Written request:
How many of the lines below include "monitoring"? Give the number and no other words.

Supplied material:

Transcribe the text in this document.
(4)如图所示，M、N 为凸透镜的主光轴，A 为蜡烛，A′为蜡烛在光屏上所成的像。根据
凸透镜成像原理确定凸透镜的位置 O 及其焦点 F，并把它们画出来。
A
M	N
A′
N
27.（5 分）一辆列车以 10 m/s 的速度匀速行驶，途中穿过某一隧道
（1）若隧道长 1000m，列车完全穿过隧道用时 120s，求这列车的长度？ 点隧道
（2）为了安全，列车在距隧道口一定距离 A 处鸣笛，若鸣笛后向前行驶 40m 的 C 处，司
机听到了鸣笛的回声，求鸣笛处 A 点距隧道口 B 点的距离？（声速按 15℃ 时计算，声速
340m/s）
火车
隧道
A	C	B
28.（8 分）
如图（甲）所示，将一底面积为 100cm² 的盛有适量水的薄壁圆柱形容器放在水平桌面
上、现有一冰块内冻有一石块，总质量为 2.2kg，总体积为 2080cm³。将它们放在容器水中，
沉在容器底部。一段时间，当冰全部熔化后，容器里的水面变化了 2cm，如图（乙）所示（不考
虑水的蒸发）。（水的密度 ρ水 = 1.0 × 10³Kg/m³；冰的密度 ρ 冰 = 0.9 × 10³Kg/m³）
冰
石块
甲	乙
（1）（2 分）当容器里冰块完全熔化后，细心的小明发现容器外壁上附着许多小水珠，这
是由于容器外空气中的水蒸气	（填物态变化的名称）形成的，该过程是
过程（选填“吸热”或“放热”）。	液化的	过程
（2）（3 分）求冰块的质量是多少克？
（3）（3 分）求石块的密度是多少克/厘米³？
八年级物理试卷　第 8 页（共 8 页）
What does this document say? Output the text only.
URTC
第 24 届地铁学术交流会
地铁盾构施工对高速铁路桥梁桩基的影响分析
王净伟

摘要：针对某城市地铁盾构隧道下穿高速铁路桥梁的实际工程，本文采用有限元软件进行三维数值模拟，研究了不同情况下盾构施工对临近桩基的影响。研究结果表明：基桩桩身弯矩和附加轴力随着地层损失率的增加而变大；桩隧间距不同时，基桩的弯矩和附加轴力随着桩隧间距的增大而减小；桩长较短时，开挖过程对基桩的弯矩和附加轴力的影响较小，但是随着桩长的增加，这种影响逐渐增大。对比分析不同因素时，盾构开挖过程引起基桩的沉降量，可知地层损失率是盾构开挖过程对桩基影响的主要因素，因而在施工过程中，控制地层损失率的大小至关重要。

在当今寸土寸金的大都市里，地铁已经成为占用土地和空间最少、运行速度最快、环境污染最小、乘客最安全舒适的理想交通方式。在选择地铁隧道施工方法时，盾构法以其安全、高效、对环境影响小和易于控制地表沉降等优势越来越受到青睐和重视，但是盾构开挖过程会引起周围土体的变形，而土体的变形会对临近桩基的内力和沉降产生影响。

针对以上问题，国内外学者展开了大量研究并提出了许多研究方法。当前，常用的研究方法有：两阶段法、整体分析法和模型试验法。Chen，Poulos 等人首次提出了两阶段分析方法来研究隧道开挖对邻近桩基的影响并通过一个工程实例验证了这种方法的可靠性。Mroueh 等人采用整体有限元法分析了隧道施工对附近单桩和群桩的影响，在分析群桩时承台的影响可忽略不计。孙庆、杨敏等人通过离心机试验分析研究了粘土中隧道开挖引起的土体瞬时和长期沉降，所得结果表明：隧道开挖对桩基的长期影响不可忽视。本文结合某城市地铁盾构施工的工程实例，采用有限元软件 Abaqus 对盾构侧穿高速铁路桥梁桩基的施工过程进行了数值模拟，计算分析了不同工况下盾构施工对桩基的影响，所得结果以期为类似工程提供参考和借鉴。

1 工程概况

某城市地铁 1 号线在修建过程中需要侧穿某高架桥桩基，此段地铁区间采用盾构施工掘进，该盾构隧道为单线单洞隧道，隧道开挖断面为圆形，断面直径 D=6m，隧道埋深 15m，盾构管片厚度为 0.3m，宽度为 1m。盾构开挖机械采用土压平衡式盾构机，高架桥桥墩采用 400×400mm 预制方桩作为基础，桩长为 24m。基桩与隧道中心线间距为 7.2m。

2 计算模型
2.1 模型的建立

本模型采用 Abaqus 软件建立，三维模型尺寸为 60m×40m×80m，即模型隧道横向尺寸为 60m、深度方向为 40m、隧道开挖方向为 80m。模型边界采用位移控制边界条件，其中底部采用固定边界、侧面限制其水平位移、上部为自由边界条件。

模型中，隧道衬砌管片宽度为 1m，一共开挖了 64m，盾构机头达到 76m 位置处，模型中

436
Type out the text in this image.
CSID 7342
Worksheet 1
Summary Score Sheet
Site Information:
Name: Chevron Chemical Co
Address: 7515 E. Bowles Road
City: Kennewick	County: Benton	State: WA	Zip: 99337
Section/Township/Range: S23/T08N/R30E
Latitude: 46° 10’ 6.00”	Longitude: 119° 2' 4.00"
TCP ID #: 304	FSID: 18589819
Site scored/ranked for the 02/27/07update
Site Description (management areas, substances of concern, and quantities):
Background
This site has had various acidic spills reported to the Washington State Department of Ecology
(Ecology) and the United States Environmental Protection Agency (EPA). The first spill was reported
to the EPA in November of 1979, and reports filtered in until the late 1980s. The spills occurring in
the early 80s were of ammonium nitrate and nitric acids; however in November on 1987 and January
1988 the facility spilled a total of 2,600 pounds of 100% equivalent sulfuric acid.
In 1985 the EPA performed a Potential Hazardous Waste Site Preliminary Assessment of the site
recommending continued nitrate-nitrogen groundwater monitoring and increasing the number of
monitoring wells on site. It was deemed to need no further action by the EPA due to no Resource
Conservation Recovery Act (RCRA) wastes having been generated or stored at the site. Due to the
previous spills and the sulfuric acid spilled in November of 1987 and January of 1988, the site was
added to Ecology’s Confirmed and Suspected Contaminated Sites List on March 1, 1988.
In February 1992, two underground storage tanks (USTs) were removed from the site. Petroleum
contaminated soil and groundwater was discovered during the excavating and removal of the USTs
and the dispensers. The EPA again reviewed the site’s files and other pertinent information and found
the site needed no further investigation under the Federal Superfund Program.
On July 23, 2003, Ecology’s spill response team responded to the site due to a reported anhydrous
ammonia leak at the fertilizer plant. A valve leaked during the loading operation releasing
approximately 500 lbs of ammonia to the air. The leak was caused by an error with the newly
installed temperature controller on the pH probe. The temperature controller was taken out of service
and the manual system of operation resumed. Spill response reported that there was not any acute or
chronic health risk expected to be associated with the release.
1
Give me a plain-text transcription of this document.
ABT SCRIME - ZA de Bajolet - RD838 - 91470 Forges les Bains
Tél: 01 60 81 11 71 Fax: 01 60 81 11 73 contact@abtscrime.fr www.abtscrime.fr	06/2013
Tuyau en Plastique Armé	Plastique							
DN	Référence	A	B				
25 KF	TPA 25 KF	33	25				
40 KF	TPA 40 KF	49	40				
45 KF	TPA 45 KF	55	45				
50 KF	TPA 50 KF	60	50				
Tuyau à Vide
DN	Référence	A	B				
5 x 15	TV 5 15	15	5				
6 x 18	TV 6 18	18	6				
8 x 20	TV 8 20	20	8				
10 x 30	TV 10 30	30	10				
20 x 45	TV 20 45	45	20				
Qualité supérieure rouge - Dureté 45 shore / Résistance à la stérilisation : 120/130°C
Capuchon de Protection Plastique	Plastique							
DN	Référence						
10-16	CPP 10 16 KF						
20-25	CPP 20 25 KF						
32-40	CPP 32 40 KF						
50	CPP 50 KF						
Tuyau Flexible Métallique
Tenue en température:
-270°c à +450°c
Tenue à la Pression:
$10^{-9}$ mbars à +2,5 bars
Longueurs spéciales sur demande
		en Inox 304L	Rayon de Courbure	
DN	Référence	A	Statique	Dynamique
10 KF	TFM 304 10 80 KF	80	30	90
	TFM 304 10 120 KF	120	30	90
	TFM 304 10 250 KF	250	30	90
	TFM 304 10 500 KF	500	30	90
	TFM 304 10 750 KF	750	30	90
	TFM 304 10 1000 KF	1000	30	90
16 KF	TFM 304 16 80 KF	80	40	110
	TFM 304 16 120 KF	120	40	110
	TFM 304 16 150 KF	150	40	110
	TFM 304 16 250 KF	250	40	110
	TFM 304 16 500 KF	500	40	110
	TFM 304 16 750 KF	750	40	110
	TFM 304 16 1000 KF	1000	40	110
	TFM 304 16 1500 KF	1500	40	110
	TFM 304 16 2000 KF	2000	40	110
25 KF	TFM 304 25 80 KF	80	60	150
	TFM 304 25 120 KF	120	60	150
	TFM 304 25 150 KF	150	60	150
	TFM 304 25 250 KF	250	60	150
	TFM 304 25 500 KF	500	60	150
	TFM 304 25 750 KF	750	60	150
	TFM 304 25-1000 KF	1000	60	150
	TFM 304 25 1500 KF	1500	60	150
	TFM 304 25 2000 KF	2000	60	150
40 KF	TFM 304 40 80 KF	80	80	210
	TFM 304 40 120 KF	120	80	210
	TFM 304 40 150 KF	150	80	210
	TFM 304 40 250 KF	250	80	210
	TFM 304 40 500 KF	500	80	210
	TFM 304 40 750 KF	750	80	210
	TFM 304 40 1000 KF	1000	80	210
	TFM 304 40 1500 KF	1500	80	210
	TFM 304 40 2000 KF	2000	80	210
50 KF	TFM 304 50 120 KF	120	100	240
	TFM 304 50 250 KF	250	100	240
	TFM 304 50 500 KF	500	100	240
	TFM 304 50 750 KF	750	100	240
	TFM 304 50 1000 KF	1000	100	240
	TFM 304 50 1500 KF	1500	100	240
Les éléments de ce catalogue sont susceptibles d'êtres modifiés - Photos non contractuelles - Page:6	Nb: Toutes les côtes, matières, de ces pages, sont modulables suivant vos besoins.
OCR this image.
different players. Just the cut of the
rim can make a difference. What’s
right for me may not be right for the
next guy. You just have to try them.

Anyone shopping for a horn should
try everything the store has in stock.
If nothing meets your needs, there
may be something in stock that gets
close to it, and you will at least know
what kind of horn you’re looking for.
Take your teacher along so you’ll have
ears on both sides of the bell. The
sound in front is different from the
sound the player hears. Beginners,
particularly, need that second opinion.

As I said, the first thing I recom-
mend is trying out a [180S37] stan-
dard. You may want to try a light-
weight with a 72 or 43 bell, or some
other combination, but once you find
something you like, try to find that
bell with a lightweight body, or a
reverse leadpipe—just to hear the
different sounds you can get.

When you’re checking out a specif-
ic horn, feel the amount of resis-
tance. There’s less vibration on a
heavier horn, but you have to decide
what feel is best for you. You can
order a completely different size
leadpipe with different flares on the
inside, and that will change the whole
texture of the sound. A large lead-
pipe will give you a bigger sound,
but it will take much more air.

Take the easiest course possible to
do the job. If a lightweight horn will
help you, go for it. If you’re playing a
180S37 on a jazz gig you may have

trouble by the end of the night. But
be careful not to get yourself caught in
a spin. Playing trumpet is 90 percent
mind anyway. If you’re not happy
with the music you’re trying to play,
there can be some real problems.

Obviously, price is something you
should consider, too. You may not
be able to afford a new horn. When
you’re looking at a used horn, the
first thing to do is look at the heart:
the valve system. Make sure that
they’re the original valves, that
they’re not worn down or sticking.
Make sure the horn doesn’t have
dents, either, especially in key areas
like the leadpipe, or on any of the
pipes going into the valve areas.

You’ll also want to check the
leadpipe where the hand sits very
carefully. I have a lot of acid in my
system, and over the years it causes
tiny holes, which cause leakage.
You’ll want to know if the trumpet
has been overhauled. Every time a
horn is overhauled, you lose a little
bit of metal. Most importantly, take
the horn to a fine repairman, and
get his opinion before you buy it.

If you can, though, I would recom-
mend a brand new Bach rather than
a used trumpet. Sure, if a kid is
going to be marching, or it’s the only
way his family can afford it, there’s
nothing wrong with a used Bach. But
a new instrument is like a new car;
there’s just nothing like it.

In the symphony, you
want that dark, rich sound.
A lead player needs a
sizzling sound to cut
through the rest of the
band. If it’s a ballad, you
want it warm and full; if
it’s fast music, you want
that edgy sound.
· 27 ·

Result of this task:
2